__Stored entries__:

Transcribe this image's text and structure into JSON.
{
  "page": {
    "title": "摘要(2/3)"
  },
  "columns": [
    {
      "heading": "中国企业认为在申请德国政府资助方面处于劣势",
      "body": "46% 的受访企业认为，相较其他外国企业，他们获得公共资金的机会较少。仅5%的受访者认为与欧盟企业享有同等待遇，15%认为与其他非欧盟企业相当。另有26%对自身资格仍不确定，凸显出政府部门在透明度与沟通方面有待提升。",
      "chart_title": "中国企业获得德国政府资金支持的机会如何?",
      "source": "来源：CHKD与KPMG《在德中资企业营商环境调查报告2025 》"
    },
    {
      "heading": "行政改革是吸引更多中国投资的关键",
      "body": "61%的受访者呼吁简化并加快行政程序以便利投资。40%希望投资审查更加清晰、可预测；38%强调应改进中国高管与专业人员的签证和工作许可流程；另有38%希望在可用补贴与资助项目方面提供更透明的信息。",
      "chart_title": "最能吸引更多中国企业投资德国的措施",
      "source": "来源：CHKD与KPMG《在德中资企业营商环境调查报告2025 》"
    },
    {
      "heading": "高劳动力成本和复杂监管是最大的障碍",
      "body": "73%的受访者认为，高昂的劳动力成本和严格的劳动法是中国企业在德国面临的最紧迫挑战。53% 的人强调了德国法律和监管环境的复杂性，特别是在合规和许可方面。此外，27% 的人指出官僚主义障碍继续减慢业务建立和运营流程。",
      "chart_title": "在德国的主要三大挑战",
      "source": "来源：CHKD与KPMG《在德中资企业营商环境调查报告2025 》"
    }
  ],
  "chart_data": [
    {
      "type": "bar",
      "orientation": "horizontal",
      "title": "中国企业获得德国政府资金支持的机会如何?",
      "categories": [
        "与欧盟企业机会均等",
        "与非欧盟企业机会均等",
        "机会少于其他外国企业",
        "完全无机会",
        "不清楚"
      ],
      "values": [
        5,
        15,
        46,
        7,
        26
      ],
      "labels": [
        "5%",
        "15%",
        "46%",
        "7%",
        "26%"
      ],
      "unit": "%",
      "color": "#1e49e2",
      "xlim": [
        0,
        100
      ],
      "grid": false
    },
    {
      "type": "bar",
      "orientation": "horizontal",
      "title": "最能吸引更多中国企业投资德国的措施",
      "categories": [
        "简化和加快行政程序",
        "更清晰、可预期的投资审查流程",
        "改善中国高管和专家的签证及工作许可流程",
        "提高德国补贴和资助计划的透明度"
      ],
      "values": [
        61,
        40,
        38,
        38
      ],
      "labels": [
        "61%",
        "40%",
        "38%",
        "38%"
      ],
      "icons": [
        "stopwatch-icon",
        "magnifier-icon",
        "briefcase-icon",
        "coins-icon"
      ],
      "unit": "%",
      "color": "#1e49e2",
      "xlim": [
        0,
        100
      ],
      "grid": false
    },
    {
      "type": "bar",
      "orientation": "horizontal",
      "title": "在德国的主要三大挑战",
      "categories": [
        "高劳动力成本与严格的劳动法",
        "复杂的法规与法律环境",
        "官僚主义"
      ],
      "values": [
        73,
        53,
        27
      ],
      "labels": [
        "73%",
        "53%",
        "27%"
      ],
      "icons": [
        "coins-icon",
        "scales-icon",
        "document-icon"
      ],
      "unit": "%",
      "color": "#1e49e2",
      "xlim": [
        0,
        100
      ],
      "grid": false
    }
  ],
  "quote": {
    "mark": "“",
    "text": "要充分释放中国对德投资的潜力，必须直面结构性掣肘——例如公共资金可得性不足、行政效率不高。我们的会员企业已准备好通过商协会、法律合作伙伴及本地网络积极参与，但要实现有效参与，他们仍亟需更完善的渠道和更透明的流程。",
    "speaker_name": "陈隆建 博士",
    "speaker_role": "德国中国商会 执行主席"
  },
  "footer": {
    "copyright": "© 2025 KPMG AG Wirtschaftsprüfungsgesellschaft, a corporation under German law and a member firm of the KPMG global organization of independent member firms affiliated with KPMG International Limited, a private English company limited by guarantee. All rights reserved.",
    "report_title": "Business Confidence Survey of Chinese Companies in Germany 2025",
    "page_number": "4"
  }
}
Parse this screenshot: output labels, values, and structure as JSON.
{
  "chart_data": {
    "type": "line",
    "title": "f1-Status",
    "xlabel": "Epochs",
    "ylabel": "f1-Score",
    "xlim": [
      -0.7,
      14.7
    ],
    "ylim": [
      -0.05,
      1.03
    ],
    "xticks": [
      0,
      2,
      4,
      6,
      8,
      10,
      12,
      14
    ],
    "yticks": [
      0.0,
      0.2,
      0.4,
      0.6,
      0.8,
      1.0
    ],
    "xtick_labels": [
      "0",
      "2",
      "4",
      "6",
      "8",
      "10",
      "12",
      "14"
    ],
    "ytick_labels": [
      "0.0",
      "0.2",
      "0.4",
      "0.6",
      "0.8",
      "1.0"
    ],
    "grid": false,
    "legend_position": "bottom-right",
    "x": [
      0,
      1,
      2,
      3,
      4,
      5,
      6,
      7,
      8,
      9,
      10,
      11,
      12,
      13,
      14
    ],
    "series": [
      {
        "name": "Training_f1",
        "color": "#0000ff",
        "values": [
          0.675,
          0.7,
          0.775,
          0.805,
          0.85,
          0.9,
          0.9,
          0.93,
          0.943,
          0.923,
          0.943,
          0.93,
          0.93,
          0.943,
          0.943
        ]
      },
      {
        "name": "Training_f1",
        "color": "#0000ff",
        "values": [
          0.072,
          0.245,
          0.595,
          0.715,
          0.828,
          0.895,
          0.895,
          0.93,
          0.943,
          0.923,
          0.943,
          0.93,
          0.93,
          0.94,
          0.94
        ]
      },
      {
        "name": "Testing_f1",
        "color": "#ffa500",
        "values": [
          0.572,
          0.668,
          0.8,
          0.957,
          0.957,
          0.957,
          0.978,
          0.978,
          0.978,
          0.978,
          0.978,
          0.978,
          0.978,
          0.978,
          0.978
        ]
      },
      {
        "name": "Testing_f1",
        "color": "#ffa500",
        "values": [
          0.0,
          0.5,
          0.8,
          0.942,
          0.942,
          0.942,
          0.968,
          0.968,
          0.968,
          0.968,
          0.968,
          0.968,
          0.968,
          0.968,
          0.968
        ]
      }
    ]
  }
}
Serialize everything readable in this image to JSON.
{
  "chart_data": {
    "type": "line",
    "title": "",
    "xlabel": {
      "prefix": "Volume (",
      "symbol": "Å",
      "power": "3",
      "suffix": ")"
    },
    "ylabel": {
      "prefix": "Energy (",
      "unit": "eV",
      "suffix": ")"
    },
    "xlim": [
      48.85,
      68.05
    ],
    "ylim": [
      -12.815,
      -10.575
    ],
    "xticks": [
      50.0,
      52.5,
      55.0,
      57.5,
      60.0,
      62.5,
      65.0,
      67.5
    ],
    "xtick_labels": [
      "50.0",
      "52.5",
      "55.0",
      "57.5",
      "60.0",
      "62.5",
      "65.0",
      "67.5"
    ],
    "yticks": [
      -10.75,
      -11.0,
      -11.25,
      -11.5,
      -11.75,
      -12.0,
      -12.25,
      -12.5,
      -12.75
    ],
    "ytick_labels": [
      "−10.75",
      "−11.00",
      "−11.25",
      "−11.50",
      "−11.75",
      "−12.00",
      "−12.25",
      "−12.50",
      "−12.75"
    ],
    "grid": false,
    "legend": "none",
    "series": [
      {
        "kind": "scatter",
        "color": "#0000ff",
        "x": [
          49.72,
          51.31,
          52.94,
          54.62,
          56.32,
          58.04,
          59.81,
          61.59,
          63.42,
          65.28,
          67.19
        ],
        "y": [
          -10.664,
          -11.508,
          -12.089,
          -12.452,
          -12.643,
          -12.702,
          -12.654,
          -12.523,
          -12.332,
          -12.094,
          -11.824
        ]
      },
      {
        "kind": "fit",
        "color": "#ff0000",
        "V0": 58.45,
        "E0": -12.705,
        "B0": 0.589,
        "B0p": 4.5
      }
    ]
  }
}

__Task requirements__:
Note every line above where the string "中国企业获得德国政府资金支持的机会如何" shows up, and copy those lines.

__Response__:
      "chart_title": "中国企业获得德国政府资金支持的机会如何?",
      "title": "中国企业获得德国政府资金支持的机会如何?",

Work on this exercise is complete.